## Okuma Parçası
-*-
6 Ağustos 2009 Perşembe

Galatasaray 6-0 Maccabi Netanya


Galatasaray, Tel-Aviv'de alınan 1-4'lük galibiyetin rövanşında, Maccabi Netanya'yı 6-0 mağlup ederek, Play-off Turu'na adımını attı.

Tel-Aviv'deki karşılaşmada şu şekilde sahaya çıkmıştı, Galatasaray; Leo Franco, Sabri Sarıoğlu, Servet Çetin, Gökhan Zan, Hakan Balta, Mustafa Sarp, Ayhan Akman, Arda Turan, Aydın Yılmaz, Harry Kewell ve Milan Baros. Bir kenarda dursun bu şimdilik.

Deplasmanda alınan üç farklı galibiyet, rahatlığı da beraberinde getirdi. Frank Rijkaard, maçtan bir önceki gün yaptığı basın toplantısında, turu geçtiklerini kesinlikle kabul etmemişti. Rijkaard'ın, rakibe saygı denen olgudan haberi vardı. Zaten, Türkiye'ye geldiğinden bu yana da kesinlikle bu tür sorular karşısında ilgi çekici cevaplar vermiyor, hepsini geçiştirmekle yetiniyordu. Her basın toplantısında, ilk birkaç sorudan sonra sıkıldığı, yüzünden çok net biçimde okunabiliyordu. Bizim, yıllarca maruz kaldığımız ve anlam veremediğimiz sorulara, Rijkaard, birkaç ay bile dayanamamıştı haklı olarak. Beş yıl süreyle görev yaptığı Barcelona'da, pek çok kez Şampiyonlar Ligi'nde Chelsea - ve dolayısıyla Jose Mourinho - ile karşılaşan Rijkaard, Mourinho'nun dikkatleri üzerine çeken konuşmalarına rağmen, elinden geldiğince sakinliğini ve tevazuluğunu muhafaza etmeye çalışmıştı.

Tüm bunlara rağmen, deplasmanda alınan üç farklı galibiyetin ardından, Ali Sami Yen Stadı'nda, bu denli zayıf bir takıma karşı turu kaybetmeyeceğinden de emindi Rijkaard. En azından sahaya sürdüğü takım onu gösteriyordu. Leo Franco, Uğur Uçar, Emre Aşık, Emre Güngör, Hakan Balta, Tobias Linderoth, Barış Özbek, Arda Turan, Aydın Yılmaz, Keita ve Shabani Nonda. Bu akşam ilk maçtaki takımdan, sadece dört oyuncu kendine yer bulabildi. Leo Franco, Hakan Balta, Aydın Yılmaz ve Arda Turan. Bu dörtlü, Frank Rijkaard'ın vazgeçemeyeceği oyuncular hakkında da fikir verebilir bizlere. Aydın Yılmaz bir kenara, Arda Turan, Leo Franco ve Hakan Balta'yı sene sonuna gelindiğinde, en çok forma giyen 3 oyuncu olarak görebiliriz. Tabii, herhangi bir sakatlık sorunu veya aksilik yaşanmadığı takdirde.
-*-
## Görev a
Aşağıdaki satırlardan "What elements are" ifadesini içeren satırla başlayıp "foam-speck [382,530,384,532]" ifadesini içeren satıra kadar uzananları, iki uç satır da dahil olmak üzere, hiç değiştirmeden yeniden yazar mısın?
Yukarıdaki okuma parçası ile aşağıdaki satırlar birbirinden tamamen bağımsızdır.

## Veri Kesiti
-*-
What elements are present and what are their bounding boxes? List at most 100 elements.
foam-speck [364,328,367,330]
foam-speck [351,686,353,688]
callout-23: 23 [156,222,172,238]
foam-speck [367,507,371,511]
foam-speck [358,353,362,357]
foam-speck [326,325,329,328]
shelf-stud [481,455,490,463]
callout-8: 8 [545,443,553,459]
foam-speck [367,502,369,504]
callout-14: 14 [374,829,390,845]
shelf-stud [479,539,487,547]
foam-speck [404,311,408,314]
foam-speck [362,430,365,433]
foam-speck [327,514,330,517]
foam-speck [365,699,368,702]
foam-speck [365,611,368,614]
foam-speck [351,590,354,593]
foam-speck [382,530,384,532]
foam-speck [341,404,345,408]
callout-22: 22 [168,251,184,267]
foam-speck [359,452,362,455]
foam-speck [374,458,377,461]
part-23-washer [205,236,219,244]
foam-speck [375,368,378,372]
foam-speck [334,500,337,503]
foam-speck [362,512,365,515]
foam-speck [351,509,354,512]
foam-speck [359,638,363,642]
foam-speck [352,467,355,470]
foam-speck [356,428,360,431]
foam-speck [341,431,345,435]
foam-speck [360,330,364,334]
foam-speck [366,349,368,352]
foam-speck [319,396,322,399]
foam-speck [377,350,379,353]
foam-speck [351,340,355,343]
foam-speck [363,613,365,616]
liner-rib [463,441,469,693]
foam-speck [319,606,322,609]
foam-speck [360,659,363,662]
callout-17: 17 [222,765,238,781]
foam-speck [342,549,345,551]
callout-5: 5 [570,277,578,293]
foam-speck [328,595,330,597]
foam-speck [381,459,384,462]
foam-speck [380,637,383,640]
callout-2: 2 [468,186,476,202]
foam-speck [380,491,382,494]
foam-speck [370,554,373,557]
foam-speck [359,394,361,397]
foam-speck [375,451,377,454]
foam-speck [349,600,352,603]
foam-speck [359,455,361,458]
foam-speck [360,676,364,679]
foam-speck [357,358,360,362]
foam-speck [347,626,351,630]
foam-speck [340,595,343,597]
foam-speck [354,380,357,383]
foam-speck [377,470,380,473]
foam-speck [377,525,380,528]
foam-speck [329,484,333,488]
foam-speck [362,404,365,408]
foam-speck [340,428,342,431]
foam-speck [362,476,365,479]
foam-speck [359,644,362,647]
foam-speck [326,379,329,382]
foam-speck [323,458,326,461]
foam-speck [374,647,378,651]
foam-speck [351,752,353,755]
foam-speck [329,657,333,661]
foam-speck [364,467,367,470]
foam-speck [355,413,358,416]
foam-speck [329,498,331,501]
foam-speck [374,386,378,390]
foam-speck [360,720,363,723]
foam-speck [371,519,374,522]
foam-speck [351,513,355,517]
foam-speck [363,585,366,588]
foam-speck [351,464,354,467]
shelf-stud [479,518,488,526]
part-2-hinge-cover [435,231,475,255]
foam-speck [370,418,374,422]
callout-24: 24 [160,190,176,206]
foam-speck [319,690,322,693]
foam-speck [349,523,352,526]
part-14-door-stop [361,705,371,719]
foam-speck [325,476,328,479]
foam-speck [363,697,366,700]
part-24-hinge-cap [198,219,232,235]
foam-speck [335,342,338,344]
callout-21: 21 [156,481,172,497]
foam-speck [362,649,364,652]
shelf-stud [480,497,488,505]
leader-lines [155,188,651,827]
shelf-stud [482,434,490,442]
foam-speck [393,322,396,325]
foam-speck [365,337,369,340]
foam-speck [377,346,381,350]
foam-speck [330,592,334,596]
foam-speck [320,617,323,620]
-*-
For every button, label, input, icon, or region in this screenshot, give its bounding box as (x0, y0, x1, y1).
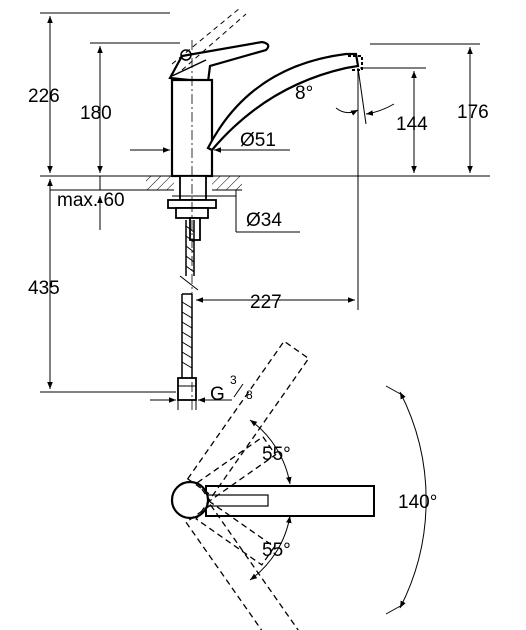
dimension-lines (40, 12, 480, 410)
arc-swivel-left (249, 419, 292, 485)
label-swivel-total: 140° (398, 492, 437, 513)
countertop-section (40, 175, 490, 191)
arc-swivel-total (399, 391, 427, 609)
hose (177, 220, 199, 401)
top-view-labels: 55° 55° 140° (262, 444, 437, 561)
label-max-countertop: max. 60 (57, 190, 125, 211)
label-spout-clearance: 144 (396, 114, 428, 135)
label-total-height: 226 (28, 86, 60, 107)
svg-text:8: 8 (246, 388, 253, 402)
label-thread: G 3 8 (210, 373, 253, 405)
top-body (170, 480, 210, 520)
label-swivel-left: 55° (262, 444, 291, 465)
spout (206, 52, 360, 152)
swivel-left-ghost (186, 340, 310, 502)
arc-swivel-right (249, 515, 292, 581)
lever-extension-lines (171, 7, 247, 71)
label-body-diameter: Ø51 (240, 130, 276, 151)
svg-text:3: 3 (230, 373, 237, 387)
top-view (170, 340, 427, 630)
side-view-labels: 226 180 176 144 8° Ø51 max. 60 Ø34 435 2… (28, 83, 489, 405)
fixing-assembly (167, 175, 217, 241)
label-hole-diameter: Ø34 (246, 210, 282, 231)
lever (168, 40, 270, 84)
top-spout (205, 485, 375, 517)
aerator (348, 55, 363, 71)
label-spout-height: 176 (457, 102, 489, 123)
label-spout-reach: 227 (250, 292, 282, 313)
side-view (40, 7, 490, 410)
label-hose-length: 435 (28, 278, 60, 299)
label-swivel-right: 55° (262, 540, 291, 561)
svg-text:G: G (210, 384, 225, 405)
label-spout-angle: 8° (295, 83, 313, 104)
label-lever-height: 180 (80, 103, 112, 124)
-*-
## Görev b
Okuma parçasına göre Frank Rijkaard Barcelona'da kaç yıl görev yapmıştı?

## Çözüm a
What elements are present and what are their bounding boxes? List at most 100 elements.
foam-speck [364,328,367,330]
foam-speck [351,686,353,688]
callout-23: 23 [156,222,172,238]
foam-speck [367,507,371,511]
foam-speck [358,353,362,357]
foam-speck [326,325,329,328]
shelf-stud [481,455,490,463]
callout-8: 8 [545,443,553,459]
foam-speck [367,502,369,504]
callout-14: 14 [374,829,390,845]
shelf-stud [479,539,487,547]
foam-speck [404,311,408,314]
foam-speck [362,430,365,433]
foam-speck [327,514,330,517]
foam-speck [365,699,368,702]
foam-speck [365,611,368,614]
foam-speck [351,590,354,593]
foam-speck [382,530,384,532]

## Çözüm b
Beş yıl.